-- START Stored records --

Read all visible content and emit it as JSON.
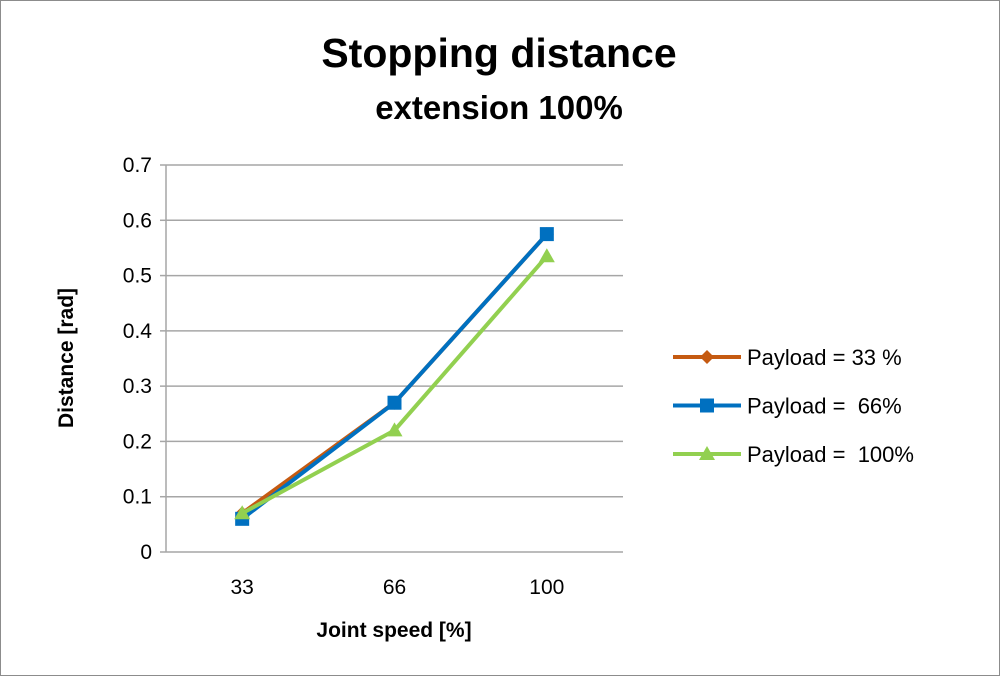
{
  "chart_data": {
    "type": "line",
    "title": "Stopping distance",
    "subtitle": "extension 100%",
    "xlabel": "Joint speed [%]",
    "ylabel": "Distance [rad]",
    "categories": [
      "33",
      "66",
      "100"
    ],
    "ylim": [
      0,
      0.7
    ],
    "yticks": [
      "0",
      "0.1",
      "0.2",
      "0.3",
      "0.4",
      "0.5",
      "0.6",
      "0.7"
    ],
    "grid": true,
    "legend_position": "right",
    "series": [
      {
        "name": "Payload = 33 %",
        "values": [
          0.07,
          0.27,
          0.575
        ],
        "color": "#C55A11",
        "marker": "diamond"
      },
      {
        "name": "Payload =  66%",
        "values": [
          0.06,
          0.27,
          0.575
        ],
        "color": "#0070C0",
        "marker": "square"
      },
      {
        "name": "Payload =  100%",
        "values": [
          0.07,
          0.22,
          0.535
        ],
        "color": "#92D050",
        "marker": "triangle"
      }
    ]
  }
}
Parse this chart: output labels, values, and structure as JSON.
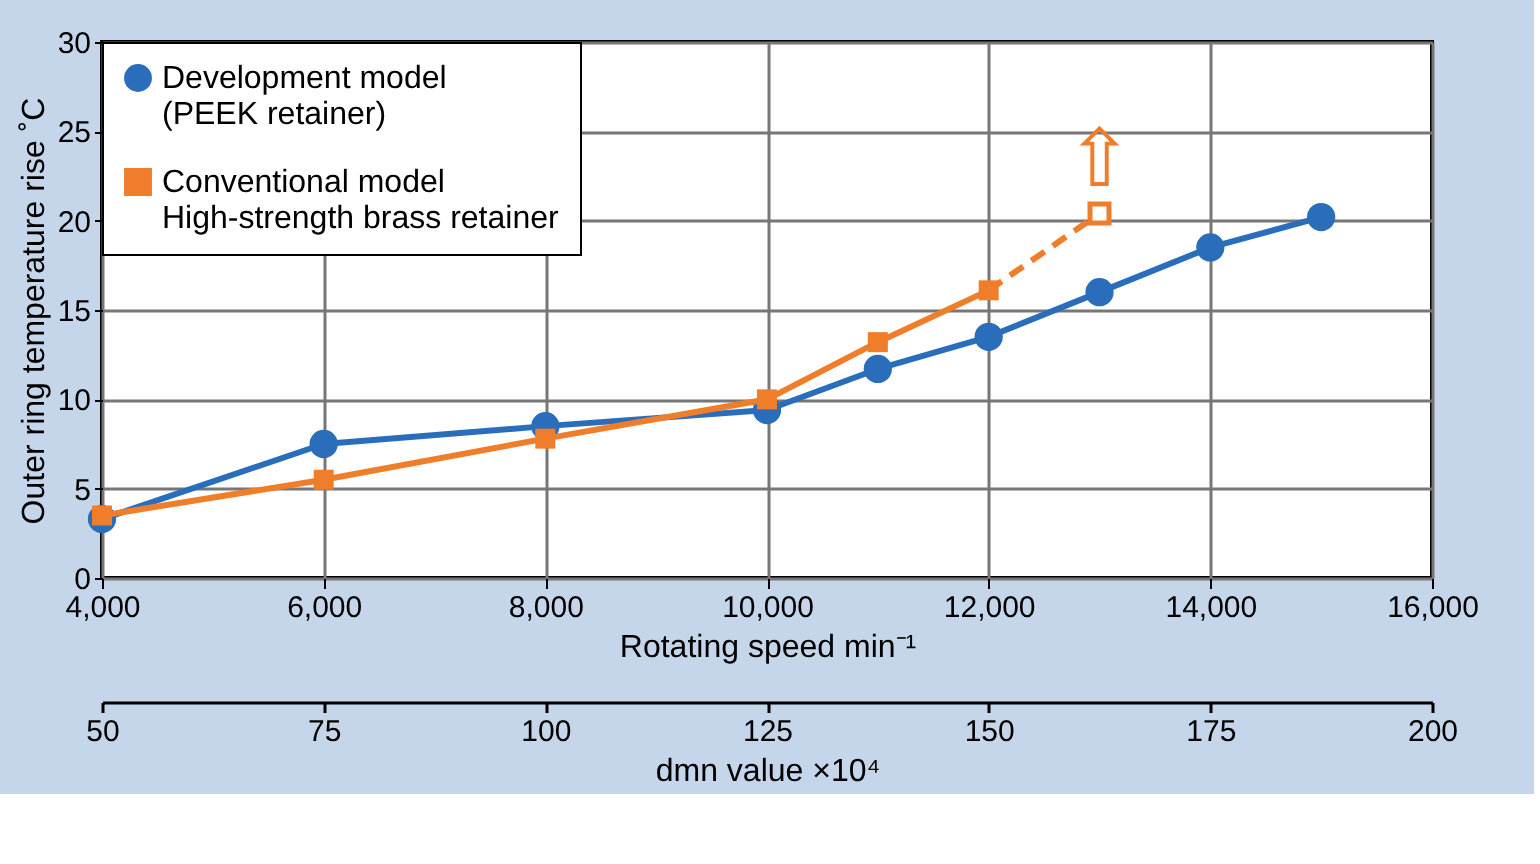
{
  "chart_data": {
    "type": "line",
    "xlabel": "Rotating speed   min⁻¹",
    "ylabel": "Outer ring temperature rise  ˚C",
    "x2label": "dmn value  ×10⁴",
    "xlim": [
      4000,
      16000
    ],
    "xticks": [
      {
        "value": 4000,
        "label": "4,000"
      },
      {
        "value": 6000,
        "label": "6,000"
      },
      {
        "value": 8000,
        "label": "8,000"
      },
      {
        "value": 10000,
        "label": "10,000"
      },
      {
        "value": 12000,
        "label": "12,000"
      },
      {
        "value": 14000,
        "label": "14,000"
      },
      {
        "value": 16000,
        "label": "16,000"
      }
    ],
    "x2lim": [
      50,
      200
    ],
    "x2ticks": [
      50,
      75,
      100,
      125,
      150,
      175,
      200
    ],
    "ylim": [
      0,
      30
    ],
    "yticks": [
      0,
      5,
      10,
      15,
      20,
      25,
      30
    ],
    "grid": true,
    "legend": "top left",
    "series": [
      {
        "color": "#f07d2a",
        "line_style": "dashed",
        "marker": "square",
        "x": [
          12000,
          13000
        ],
        "values": [
          16.1,
          20.4
        ]
      },
      {
        "name": "Development model\n(PEEK retainer)",
        "color": "#2a6ebb",
        "marker": "circle",
        "line_style": "solid",
        "x": [
          4000,
          6000,
          8000,
          10000,
          11000,
          12000,
          13000,
          14000,
          15000
        ],
        "values": [
          3.3,
          7.5,
          8.5,
          9.4,
          11.7,
          13.5,
          16,
          18.5,
          20.2
        ]
      },
      {
        "name": "Conventional model\nHigh-strength brass retainer",
        "color": "#f07d2a",
        "marker": "square",
        "line_style": "solid",
        "x": [
          4000,
          6000,
          8000,
          10000,
          11000,
          12000
        ],
        "values": [
          3.5,
          5.5,
          7.8,
          10,
          13.2,
          16.1
        ]
      }
    ],
    "annotations": [
      "⇧"
    ]
  }
}
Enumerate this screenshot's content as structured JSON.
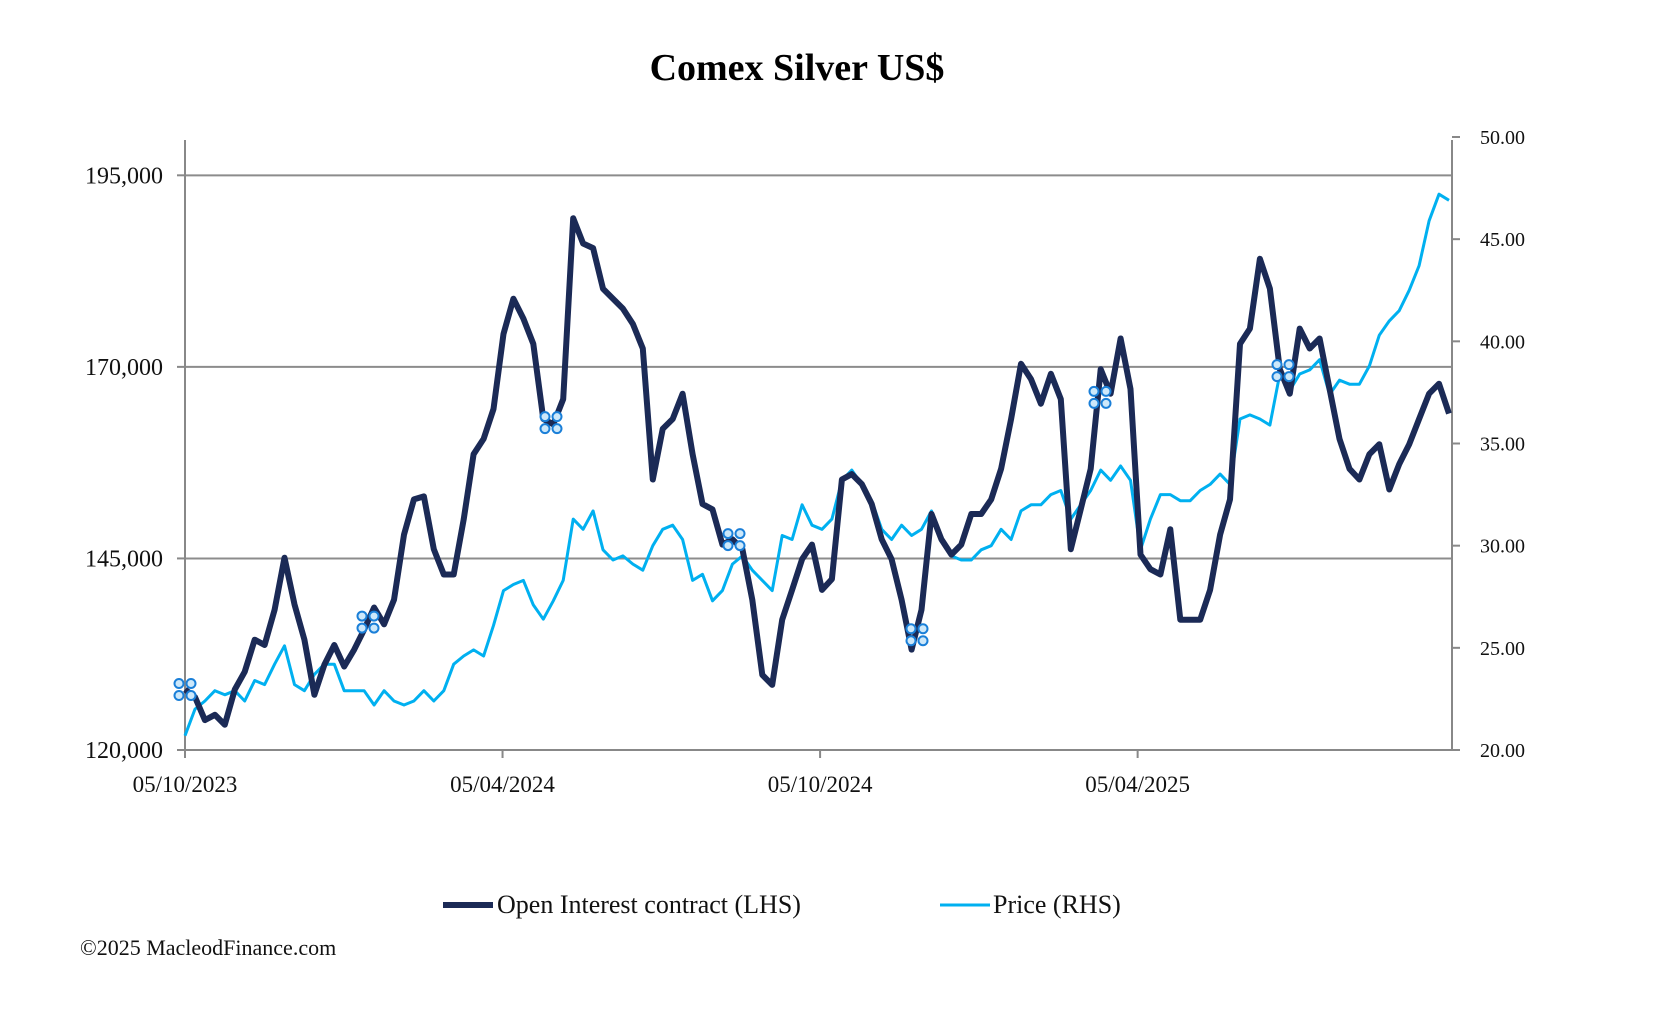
{
  "chart_data": {
    "type": "line",
    "title": "Comex Silver US$",
    "colors": {
      "open_interest": "#1b2a56",
      "price": "#00b0f0"
    },
    "x_tick_labels": [
      "05/10/2023",
      "05/04/2024",
      "05/10/2024",
      "05/04/2025"
    ],
    "xlim": [
      "05/10/2023",
      "05/10/2025"
    ],
    "y_left": {
      "ticks": [
        "120,000",
        "145,000",
        "170,000",
        "195,000"
      ],
      "ylim": [
        120000,
        200000
      ]
    },
    "y_right": {
      "ticks": [
        "20.00",
        "25.00",
        "30.00",
        "35.00",
        "40.00",
        "45.00",
        "50.00"
      ],
      "ylim": [
        20,
        50
      ]
    },
    "grid": "horizontal, left-axis major ticks",
    "legend_position": "bottom",
    "series": [
      {
        "name": "Open Interest contract (LHS)",
        "axis": "left",
        "values": [
          127900,
          126900,
          123900,
          124600,
          123300,
          127900,
          130200,
          134400,
          133700,
          138300,
          145100,
          139000,
          134400,
          127200,
          131100,
          133700,
          130900,
          133100,
          135700,
          138600,
          136400,
          139600,
          148100,
          152700,
          153100,
          146200,
          142900,
          142900,
          150100,
          158600,
          160600,
          164500,
          174300,
          178900,
          176300,
          173000,
          163200,
          162500,
          165800,
          189400,
          186100,
          185500,
          180200,
          178900,
          177600,
          175600,
          172400,
          155300,
          161900,
          163200,
          166500,
          158600,
          152100,
          151400,
          146800,
          147500,
          146200,
          139600,
          129800,
          128500,
          137000,
          140900,
          144900,
          146800,
          140900,
          142300,
          155300,
          156000,
          154700,
          152100,
          147500,
          144900,
          139600,
          133100,
          138300,
          150800,
          147500,
          145500,
          146800,
          150800,
          150800,
          152700,
          156700,
          163200,
          170400,
          168400,
          165200,
          169100,
          165800,
          146200,
          151400,
          156700,
          169700,
          166500,
          173700,
          167100,
          145500,
          143600,
          142900,
          148800,
          137000,
          137000,
          137000,
          140900,
          148100,
          152700,
          173000,
          175000,
          184100,
          180200,
          169700,
          166500,
          175000,
          172400,
          173700,
          167100,
          160600,
          156700,
          155300,
          158600,
          159900,
          154000,
          157300,
          159900,
          163200,
          166500,
          167800,
          163900
        ]
      },
      {
        "name": "Price (RHS)",
        "axis": "right",
        "values": [
          20.7,
          22.0,
          22.4,
          22.9,
          22.7,
          22.9,
          22.4,
          23.4,
          23.2,
          24.2,
          25.1,
          23.2,
          22.9,
          23.7,
          24.2,
          24.2,
          22.9,
          22.9,
          22.9,
          22.2,
          22.9,
          22.4,
          22.2,
          22.4,
          22.9,
          22.4,
          22.9,
          24.2,
          24.6,
          24.9,
          24.6,
          26.1,
          27.8,
          28.1,
          28.3,
          27.1,
          26.4,
          27.3,
          28.3,
          31.3,
          30.8,
          31.7,
          29.8,
          29.3,
          29.5,
          29.1,
          28.8,
          30.0,
          30.8,
          31.0,
          30.3,
          28.3,
          28.6,
          27.3,
          27.8,
          29.1,
          29.5,
          28.8,
          28.3,
          27.8,
          30.5,
          30.3,
          32.0,
          31.0,
          30.8,
          31.3,
          33.2,
          33.7,
          33.0,
          32.2,
          30.8,
          30.3,
          31.0,
          30.5,
          30.8,
          31.7,
          30.3,
          29.5,
          29.3,
          29.3,
          29.8,
          30.0,
          30.8,
          30.3,
          31.7,
          32.0,
          32.0,
          32.5,
          32.7,
          31.3,
          32.0,
          32.7,
          33.7,
          33.2,
          33.9,
          33.2,
          29.8,
          31.3,
          32.5,
          32.5,
          32.2,
          32.2,
          32.7,
          33.0,
          33.5,
          33.0,
          36.2,
          36.4,
          36.2,
          35.9,
          38.4,
          37.6,
          38.4,
          38.6,
          39.1,
          37.4,
          38.1,
          37.9,
          37.9,
          38.8,
          40.3,
          41.0,
          41.5,
          42.5,
          43.7,
          45.9,
          47.2,
          46.9
        ]
      }
    ]
  },
  "footer": {
    "copyright": "©2025 MacleodFinance.com"
  }
}
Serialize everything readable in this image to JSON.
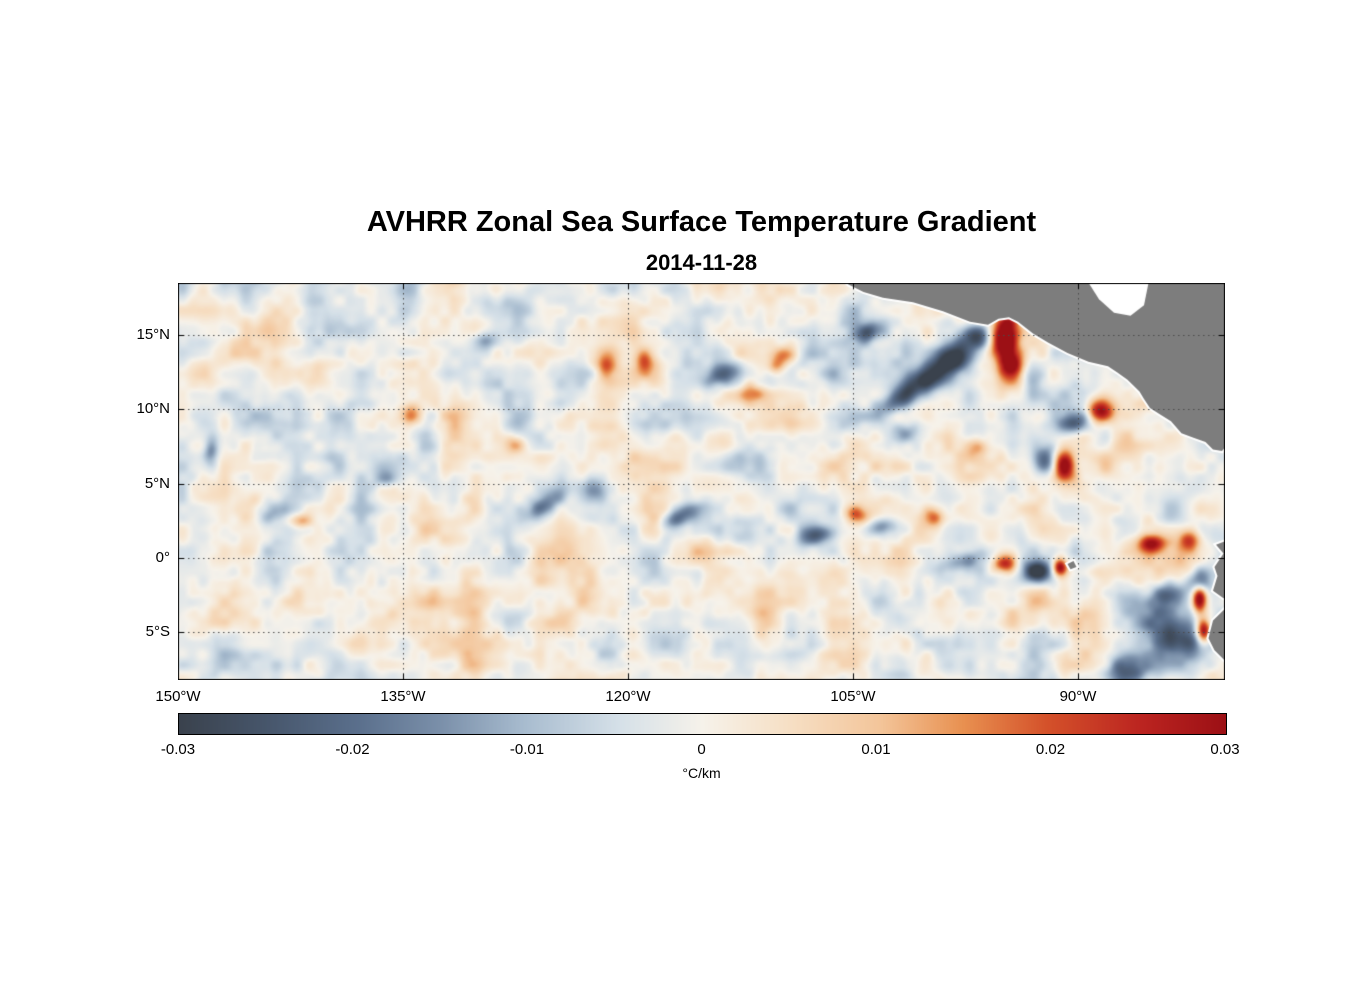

-- END Stored records --

- **Exercise directions**: Using the records above, retype everything exactly except the pictures.

- **Output**:
Read all visible content and emit it as JSON.
{
  "chart_data": {
    "type": "line",
    "title": "Stopping distance",
    "subtitle": "extension 100%",
    "xlabel": "Joint speed [%]",
    "ylabel": "Distance [rad]",
    "categories": [
      "33",
      "66",
      "100"
    ],
    "ylim": [
      0,
      0.7
    ],
    "yticks": [
      "0",
      "0.1",
      "0.2",
      "0.3",
      "0.4",
      "0.5",
      "0.6",
      "0.7"
    ],
    "grid": true,
    "legend_position": "right",
    "series": [
      {
        "name": "Payload = 33 %",
        "values": [
          0.07,
          0.27,
          0.575
        ],
        "color": "#C55A11",
        "marker": "diamond"
      },
      {
        "name": "Payload =  66%",
        "values": [
          0.06,
          0.27,
          0.575
        ],
        "color": "#0070C0",
        "marker": "square"
      },
      {
        "name": "Payload =  100%",
        "values": [
          0.07,
          0.22,
          0.535
        ],
        "color": "#92D050",
        "marker": "triangle"
      }
    ]
  }
}
Parse this chart: output labels, values, and structure as JSON.
{
  "chart_data": {
    "type": "line",
    "xlabel": "Rotating speed   min⁻¹",
    "ylabel": "Outer ring temperature rise  ˚C",
    "x2label": "dmn value  ×10⁴",
    "xlim": [
      4000,
      16000
    ],
    "xticks": [
      {
        "value": 4000,
        "label": "4,000"
      },
      {
        "value": 6000,
        "label": "6,000"
      },
      {
        "value": 8000,
        "label": "8,000"
      },
      {
        "value": 10000,
        "label": "10,000"
      },
      {
        "value": 12000,
        "label": "12,000"
      },
      {
        "value": 14000,
        "label": "14,000"
      },
      {
        "value": 16000,
        "label": "16,000"
      }
    ],
    "x2lim": [
      50,
      200
    ],
    "x2ticks": [
      50,
      75,
      100,
      125,
      150,
      175,
      200
    ],
    "ylim": [
      0,
      30
    ],
    "yticks": [
      0,
      5,
      10,
      15,
      20,
      25,
      30
    ],
    "grid": true,
    "legend": "top left",
    "series": [
      {
        "color": "#f07d2a",
        "line_style": "dashed",
        "marker": "square",
        "x": [
          12000,
          13000
        ],
        "values": [
          16.1,
          20.4
        ]
      },
      {
        "name": "Development model\n(PEEK retainer)",
        "color": "#2a6ebb",
        "marker": "circle",
        "line_style": "solid",
        "x": [
          4000,
          6000,
          8000,
          10000,
          11000,
          12000,
          13000,
          14000,
          15000
        ],
        "values": [
          3.3,
          7.5,
          8.5,
          9.4,
          11.7,
          13.5,
          16,
          18.5,
          20.2
        ]
      },
      {
        "name": "Conventional model\nHigh-strength brass retainer",
        "color": "#f07d2a",
        "marker": "square",
        "line_style": "solid",
        "x": [
          4000,
          6000,
          8000,
          10000,
          11000,
          12000
        ],
        "values": [
          3.5,
          5.5,
          7.8,
          10,
          13.2,
          16.1
        ]
      }
    ],
    "annotations": [
      "⇧"
    ]
  }
}
Enumerate this screenshot's content as structured JSON.
{
  "chart_data": {
    "type": "line",
    "title": "Comex Silver US$",
    "colors": {
      "open_interest": "#1b2a56",
      "price": "#00b0f0"
    },
    "x_tick_labels": [
      "05/10/2023",
      "05/04/2024",
      "05/10/2024",
      "05/04/2025"
    ],
    "xlim": [
      "05/10/2023",
      "05/10/2025"
    ],
    "y_left": {
      "ticks": [
        "120,000",
        "145,000",
        "170,000",
        "195,000"
      ],
      "ylim": [
        120000,
        200000
      ]
    },
    "y_right": {
      "ticks": [
        "20.00",
        "25.00",
        "30.00",
        "35.00",
        "40.00",
        "45.00",
        "50.00"
      ],
      "ylim": [
        20,
        50
      ]
    },
    "grid": "horizontal, left-axis major ticks",
    "legend_position": "bottom",
    "series": [
      {
        "name": "Open Interest contract (LHS)",
        "axis": "left",
        "values": [
          127900,
          126900,
          123900,
          124600,
          123300,
          127900,
          130200,
          134400,
          133700,
          138300,
          145100,
          139000,
          134400,
          127200,
          131100,
          133700,
          130900,
          133100,
          135700,
          138600,
          136400,
          139600,
          148100,
          152700,
          153100,
          146200,
          142900,
          142900,
          150100,
          158600,
          160600,
          164500,
          174300,
          178900,
          176300,
          173000,
          163200,
          162500,
          165800,
          189400,
          186100,
          185500,
          180200,
          178900,
          177600,
          175600,
          172400,
          155300,
          161900,
          163200,
          166500,
          158600,
          152100,
          151400,
          146800,
          147500,
          146200,
          139600,
          129800,
          128500,
          137000,
          140900,
          144900,
          146800,
          140900,
          142300,
          155300,
          156000,
          154700,
          152100,
          147500,
          144900,
          139600,
          133100,
          138300,
          150800,
          147500,
          145500,
          146800,
          150800,
          150800,
          152700,
          156700,
          163200,
          170400,
          168400,
          165200,
          169100,
          165800,
          146200,
          151400,
          156700,
          169700,
          166500,
          173700,
          167100,
          145500,
          143600,
          142900,
          148800,
          137000,
          137000,
          137000,
          140900,
          148100,
          152700,
          173000,
          175000,
          184100,
          180200,
          169700,
          166500,
          175000,
          172400,
          173700,
          167100,
          160600,
          156700,
          155300,
          158600,
          159900,
          154000,
          157300,
          159900,
          163200,
          166500,
          167800,
          163900
        ]
      },
      {
        "name": "Price (RHS)",
        "axis": "right",
        "values": [
          20.7,
          22.0,
          22.4,
          22.9,
          22.7,
          22.9,
          22.4,
          23.4,
          23.2,
          24.2,
          25.1,
          23.2,
          22.9,
          23.7,
          24.2,
          24.2,
          22.9,
          22.9,
          22.9,
          22.2,
          22.9,
          22.4,
          22.2,
          22.4,
          22.9,
          22.4,
          22.9,
          24.2,
          24.6,
          24.9,
          24.6,
          26.1,
          27.8,
          28.1,
          28.3,
          27.1,
          26.4,
          27.3,
          28.3,
          31.3,
          30.8,
          31.7,
          29.8,
          29.3,
          29.5,
          29.1,
          28.8,
          30.0,
          30.8,
          31.0,
          30.3,
          28.3,
          28.6,
          27.3,
          27.8,
          29.1,
          29.5,
          28.8,
          28.3,
          27.8,
          30.5,
          30.3,
          32.0,
          31.0,
          30.8,
          31.3,
          33.2,
          33.7,
          33.0,
          32.2,
          30.8,
          30.3,
          31.0,
          30.5,
          30.8,
          31.7,
          30.3,
          29.5,
          29.3,
          29.3,
          29.8,
          30.0,
          30.8,
          30.3,
          31.7,
          32.0,
          32.0,
          32.5,
          32.7,
          31.3,
          32.0,
          32.7,
          33.7,
          33.2,
          33.9,
          33.2,
          29.8,
          31.3,
          32.5,
          32.5,
          32.2,
          32.2,
          32.7,
          33.0,
          33.5,
          33.0,
          36.2,
          36.4,
          36.2,
          35.9,
          38.4,
          37.6,
          38.4,
          38.6,
          39.1,
          37.4,
          38.1,
          37.9,
          37.9,
          38.8,
          40.3,
          41.0,
          41.5,
          42.5,
          43.7,
          45.9,
          47.2,
          46.9
        ]
      }
    ]
  },
  "footer": {
    "copyright": "©2025 MacleodFinance.com"
  }
}
Serialize everything readable in this image to JSON.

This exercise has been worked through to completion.